◆ Given exercise: Output all the material that follows, exactly as given.

───── Source records ─────

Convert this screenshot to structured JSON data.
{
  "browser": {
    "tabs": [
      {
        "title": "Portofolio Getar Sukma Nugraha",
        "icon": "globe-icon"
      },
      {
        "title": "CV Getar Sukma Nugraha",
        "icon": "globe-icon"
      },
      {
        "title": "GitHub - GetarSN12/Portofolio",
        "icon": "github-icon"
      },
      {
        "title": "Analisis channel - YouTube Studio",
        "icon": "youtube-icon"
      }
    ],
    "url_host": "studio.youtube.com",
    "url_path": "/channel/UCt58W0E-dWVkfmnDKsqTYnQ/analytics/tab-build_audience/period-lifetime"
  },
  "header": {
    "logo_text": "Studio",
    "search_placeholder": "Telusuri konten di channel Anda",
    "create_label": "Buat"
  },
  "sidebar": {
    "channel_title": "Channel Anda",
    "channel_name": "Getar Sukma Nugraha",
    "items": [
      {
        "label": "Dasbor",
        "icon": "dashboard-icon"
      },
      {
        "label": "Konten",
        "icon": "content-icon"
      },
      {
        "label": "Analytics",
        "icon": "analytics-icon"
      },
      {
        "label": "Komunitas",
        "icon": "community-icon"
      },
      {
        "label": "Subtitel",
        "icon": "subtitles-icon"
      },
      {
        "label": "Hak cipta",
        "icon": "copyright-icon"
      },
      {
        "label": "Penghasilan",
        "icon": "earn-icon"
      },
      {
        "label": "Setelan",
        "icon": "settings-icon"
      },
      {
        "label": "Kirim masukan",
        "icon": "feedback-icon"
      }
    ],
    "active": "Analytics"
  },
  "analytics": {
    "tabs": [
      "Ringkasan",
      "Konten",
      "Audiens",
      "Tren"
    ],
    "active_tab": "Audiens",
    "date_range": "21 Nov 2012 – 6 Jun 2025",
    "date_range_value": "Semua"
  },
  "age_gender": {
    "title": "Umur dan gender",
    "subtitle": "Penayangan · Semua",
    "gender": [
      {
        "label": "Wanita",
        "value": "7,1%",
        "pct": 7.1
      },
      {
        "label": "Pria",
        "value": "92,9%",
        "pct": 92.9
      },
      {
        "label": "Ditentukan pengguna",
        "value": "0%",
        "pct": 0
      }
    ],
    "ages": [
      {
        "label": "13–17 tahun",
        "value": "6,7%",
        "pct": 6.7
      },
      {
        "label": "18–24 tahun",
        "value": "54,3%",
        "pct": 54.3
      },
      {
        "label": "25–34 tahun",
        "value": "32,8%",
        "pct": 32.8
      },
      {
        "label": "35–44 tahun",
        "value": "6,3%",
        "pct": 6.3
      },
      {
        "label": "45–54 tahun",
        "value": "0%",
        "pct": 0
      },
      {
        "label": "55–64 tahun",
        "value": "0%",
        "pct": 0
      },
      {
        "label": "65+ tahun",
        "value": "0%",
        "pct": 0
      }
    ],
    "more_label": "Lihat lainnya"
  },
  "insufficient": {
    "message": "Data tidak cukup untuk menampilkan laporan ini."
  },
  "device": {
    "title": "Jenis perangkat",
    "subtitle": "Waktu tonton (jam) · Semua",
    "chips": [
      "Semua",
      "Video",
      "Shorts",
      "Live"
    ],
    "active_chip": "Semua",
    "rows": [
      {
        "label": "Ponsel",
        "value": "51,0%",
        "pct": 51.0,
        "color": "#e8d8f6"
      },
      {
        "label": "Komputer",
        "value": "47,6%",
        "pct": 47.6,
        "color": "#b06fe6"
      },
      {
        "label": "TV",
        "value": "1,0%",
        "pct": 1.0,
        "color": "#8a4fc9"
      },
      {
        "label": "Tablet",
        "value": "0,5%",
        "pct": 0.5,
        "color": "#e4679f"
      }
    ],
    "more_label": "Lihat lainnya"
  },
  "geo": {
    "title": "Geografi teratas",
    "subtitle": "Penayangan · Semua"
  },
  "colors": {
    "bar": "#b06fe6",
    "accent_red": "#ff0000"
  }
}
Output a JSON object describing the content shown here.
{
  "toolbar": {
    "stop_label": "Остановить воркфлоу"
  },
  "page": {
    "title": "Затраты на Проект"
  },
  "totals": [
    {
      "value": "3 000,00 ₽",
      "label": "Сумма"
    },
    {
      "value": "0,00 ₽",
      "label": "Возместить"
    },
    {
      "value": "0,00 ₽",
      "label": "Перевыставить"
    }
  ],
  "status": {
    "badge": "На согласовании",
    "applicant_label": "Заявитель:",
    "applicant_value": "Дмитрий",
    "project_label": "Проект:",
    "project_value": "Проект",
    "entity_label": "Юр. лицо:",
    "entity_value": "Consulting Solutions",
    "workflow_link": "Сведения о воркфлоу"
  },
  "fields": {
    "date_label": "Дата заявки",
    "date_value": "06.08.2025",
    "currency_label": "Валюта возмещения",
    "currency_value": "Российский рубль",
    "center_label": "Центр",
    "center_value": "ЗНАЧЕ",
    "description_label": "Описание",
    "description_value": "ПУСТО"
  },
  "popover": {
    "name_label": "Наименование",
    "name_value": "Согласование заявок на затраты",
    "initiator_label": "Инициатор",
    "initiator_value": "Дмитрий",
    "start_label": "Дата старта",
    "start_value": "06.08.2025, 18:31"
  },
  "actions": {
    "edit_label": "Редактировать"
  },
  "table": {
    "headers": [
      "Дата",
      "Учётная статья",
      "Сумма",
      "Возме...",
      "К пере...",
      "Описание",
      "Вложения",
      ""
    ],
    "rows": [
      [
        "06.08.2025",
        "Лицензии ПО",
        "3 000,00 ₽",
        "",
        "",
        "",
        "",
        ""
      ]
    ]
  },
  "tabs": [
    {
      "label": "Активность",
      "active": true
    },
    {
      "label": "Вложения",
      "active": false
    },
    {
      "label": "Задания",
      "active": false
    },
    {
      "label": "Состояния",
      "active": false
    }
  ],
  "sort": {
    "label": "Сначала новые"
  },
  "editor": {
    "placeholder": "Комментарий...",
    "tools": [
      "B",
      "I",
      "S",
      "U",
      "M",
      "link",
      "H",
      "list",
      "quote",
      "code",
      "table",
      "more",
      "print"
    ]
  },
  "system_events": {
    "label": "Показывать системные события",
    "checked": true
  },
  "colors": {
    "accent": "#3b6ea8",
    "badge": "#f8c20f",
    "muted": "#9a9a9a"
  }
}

─────

◆ Worked solution:
Convert this screenshot to structured JSON data.
{
  "browser": {
    "tabs": [
      {
        "title": "Portofolio Getar Sukma Nugraha",
        "icon": "globe-icon"
      },
      {
        "title": "CV Getar Sukma Nugraha",
        "icon": "globe-icon"
      },
      {
        "title": "GitHub - GetarSN12/Portofolio",
        "icon": "github-icon"
      },
      {
        "title": "Analisis channel - YouTube Studio",
        "icon": "youtube-icon"
      }
    ],
    "url_host": "studio.youtube.com",
    "url_path": "/channel/UCt58W0E-dWVkfmnDKsqTYnQ/analytics/tab-build_audience/period-lifetime"
  },
  "header": {
    "logo_text": "Studio",
    "search_placeholder": "Telusuri konten di channel Anda",
    "create_label": "Buat"
  },
  "sidebar": {
    "channel_title": "Channel Anda",
    "channel_name": "Getar Sukma Nugraha",
    "items": [
      {
        "label": "Dasbor",
        "icon": "dashboard-icon"
      },
      {
        "label": "Konten",
        "icon": "content-icon"
      },
      {
        "label": "Analytics",
        "icon": "analytics-icon"
      },
      {
        "label": "Komunitas",
        "icon": "community-icon"
      },
      {
        "label": "Subtitel",
        "icon": "subtitles-icon"
      },
      {
        "label": "Hak cipta",
        "icon": "copyright-icon"
      },
      {
        "label": "Penghasilan",
        "icon": "earn-icon"
      },
      {
        "label": "Setelan",
        "icon": "settings-icon"
      },
      {
        "label": "Kirim masukan",
        "icon": "feedback-icon"
      }
    ],
    "active": "Analytics"
  },
  "analytics": {
    "tabs": [
      "Ringkasan",
      "Konten",
      "Audiens",
      "Tren"
    ],
    "active_tab": "Audiens",
    "date_range": "21 Nov 2012 – 6 Jun 2025",
    "date_range_value": "Semua"
  },
  "age_gender": {
    "title": "Umur dan gender",
    "subtitle": "Penayangan · Semua",
    "gender": [
      {
        "label": "Wanita",
        "value": "7,1%",
        "pct": 7.1
      },
      {
        "label": "Pria",
        "value": "92,9%",
        "pct": 92.9
      },
      {
        "label": "Ditentukan pengguna",
        "value": "0%",
        "pct": 0
      }
    ],
    "ages": [
      {
        "label": "13–17 tahun",
        "value": "6,7%",
        "pct": 6.7
      },
      {
        "label": "18–24 tahun",
        "value": "54,3%",
        "pct": 54.3
      },
      {
        "label": "25–34 tahun",
        "value": "32,8%",
        "pct": 32.8
      },
      {
        "label": "35–44 tahun",
        "value": "6,3%",
        "pct": 6.3
      },
      {
        "label": "45–54 tahun",
        "value": "0%",
        "pct": 0
      },
      {
        "label": "55–64 tahun",
        "value": "0%",
        "pct": 0
      },
      {
        "label": "65+ tahun",
        "value": "0%",
        "pct": 0
      }
    ],
    "more_label": "Lihat lainnya"
  },
  "insufficient": {
    "message": "Data tidak cukup untuk menampilkan laporan ini."
  },
  "device": {
    "title": "Jenis perangkat",
    "subtitle": "Waktu tonton (jam) · Semua",
    "chips": [
      "Semua",
      "Video",
      "Shorts",
      "Live"
    ],
    "active_chip": "Semua",
    "rows": [
      {
        "label": "Ponsel",
        "value": "51,0%",
        "pct": 51.0,
        "color": "#e8d8f6"
      },
      {
        "label": "Komputer",
        "value": "47,6%",
        "pct": 47.6,
        "color": "#b06fe6"
      },
      {
        "label": "TV",
        "value": "1,0%",
        "pct": 1.0,
        "color": "#8a4fc9"
      },
      {
        "label": "Tablet",
        "value": "0,5%",
        "pct": 0.5,
        "color": "#e4679f"
      }
    ],
    "more_label": "Lihat lainnya"
  },
  "geo": {
    "title": "Geografi teratas",
    "subtitle": "Penayangan · Semua"
  },
  "colors": {
    "bar": "#b06fe6",
    "accent_red": "#ff0000"
  }
}
Output a JSON object describing the content shown here.
{
  "toolbar": {
    "stop_label": "Остановить воркфлоу"
  },
  "page": {
    "title": "Затраты на Проект"
  },
  "totals": [
    {
      "value": "3 000,00 ₽",
      "label": "Сумма"
    },
    {
      "value": "0,00 ₽",
      "label": "Возместить"
    },
    {
      "value": "0,00 ₽",
      "label": "Перевыставить"
    }
  ],
  "status": {
    "badge": "На согласовании",
    "applicant_label": "Заявитель:",
    "applicant_value": "Дмитрий",
    "project_label": "Проект:",
    "project_value": "Проект",
    "entity_label": "Юр. лицо:",
    "entity_value": "Consulting Solutions",
    "workflow_link": "Сведения о воркфлоу"
  },
  "fields": {
    "date_label": "Дата заявки",
    "date_value": "06.08.2025",
    "currency_label": "Валюта возмещения",
    "currency_value": "Российский рубль",
    "center_label": "Центр",
    "center_value": "ЗНАЧЕ",
    "description_label": "Описание",
    "description_value": "ПУСТО"
  },
  "popover": {
    "name_label": "Наименование",
    "name_value": "Согласование заявок на затраты",
    "initiator_label": "Инициатор",
    "initiator_value": "Дмитрий",
    "start_label": "Дата старта",
    "start_value": "06.08.2025, 18:31"
  },
  "actions": {
    "edit_label": "Редактировать"
  },
  "table": {
    "headers": [
      "Дата",
      "Учётная статья",
      "Сумма",
      "Возме...",
      "К пере...",
      "Описание",
      "Вложения",
      ""
    ],
    "rows": [
      [
        "06.08.2025",
        "Лицензии ПО",
        "3 000,00 ₽",
        "",
        "",
        "",
        "",
        ""
      ]
    ]
  },
  "tabs": [
    {
      "label": "Активность",
      "active": true
    },
    {
      "label": "Вложения",
      "active": false
    },
    {
      "label": "Задания",
      "active": false
    },
    {
      "label": "Состояния",
      "active": false
    }
  ],
  "sort": {
    "label": "Сначала новые"
  },
  "editor": {
    "placeholder": "Комментарий...",
    "tools": [
      "B",
      "I",
      "S",
      "U",
      "M",
      "link",
      "H",
      "list",
      "quote",
      "code",
      "table",
      "more",
      "print"
    ]
  },
  "system_events": {
    "label": "Показывать системные события",
    "checked": true
  },
  "colors": {
    "accent": "#3b6ea8",
    "badge": "#f8c20f",
    "muted": "#9a9a9a"
  }
}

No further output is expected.